── Data records ──
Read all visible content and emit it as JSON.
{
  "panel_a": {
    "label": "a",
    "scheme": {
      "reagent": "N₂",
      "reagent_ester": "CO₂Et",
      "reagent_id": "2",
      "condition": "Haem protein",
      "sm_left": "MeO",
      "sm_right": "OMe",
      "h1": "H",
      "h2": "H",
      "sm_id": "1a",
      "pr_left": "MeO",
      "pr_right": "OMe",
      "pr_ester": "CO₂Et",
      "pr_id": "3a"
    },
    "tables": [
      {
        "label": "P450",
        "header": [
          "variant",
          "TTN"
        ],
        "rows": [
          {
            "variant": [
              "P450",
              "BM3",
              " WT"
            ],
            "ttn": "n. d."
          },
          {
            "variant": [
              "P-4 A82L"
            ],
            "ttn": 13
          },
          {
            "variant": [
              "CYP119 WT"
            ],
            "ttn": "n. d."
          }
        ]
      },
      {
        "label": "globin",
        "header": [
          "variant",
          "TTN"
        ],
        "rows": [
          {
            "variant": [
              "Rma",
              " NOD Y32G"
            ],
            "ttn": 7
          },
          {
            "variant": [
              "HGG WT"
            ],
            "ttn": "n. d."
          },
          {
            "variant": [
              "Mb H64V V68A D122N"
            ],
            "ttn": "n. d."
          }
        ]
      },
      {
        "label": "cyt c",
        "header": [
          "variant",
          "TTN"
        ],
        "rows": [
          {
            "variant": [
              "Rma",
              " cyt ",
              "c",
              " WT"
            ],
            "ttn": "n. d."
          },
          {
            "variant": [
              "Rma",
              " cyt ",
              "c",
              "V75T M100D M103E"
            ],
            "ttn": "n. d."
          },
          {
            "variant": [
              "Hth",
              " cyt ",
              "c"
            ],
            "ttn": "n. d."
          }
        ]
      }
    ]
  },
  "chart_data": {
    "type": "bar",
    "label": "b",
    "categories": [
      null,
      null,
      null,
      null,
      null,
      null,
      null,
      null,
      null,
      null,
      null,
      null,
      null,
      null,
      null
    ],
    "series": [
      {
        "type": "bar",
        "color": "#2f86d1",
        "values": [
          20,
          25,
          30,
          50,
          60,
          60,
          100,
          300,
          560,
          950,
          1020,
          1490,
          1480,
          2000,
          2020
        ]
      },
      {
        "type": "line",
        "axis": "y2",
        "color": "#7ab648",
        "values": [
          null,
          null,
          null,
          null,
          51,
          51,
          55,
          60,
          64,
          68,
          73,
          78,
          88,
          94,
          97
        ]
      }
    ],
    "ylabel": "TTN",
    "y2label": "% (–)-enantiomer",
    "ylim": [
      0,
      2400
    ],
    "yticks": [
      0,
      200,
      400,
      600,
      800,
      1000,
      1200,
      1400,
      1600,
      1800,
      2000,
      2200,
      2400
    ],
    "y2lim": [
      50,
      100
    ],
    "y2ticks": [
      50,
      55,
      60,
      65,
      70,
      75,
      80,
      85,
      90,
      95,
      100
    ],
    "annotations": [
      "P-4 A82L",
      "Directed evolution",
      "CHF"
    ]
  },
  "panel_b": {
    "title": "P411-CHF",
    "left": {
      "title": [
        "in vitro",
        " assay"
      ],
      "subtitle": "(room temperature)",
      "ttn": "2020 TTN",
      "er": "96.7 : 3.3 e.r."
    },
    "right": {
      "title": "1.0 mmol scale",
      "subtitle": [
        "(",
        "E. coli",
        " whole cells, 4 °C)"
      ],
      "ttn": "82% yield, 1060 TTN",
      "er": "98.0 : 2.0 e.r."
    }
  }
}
───
- [Problem to solve]
Give the number of lines in the data that include the string "subtitle", please, and nothing else.

- [Exercise answer]
2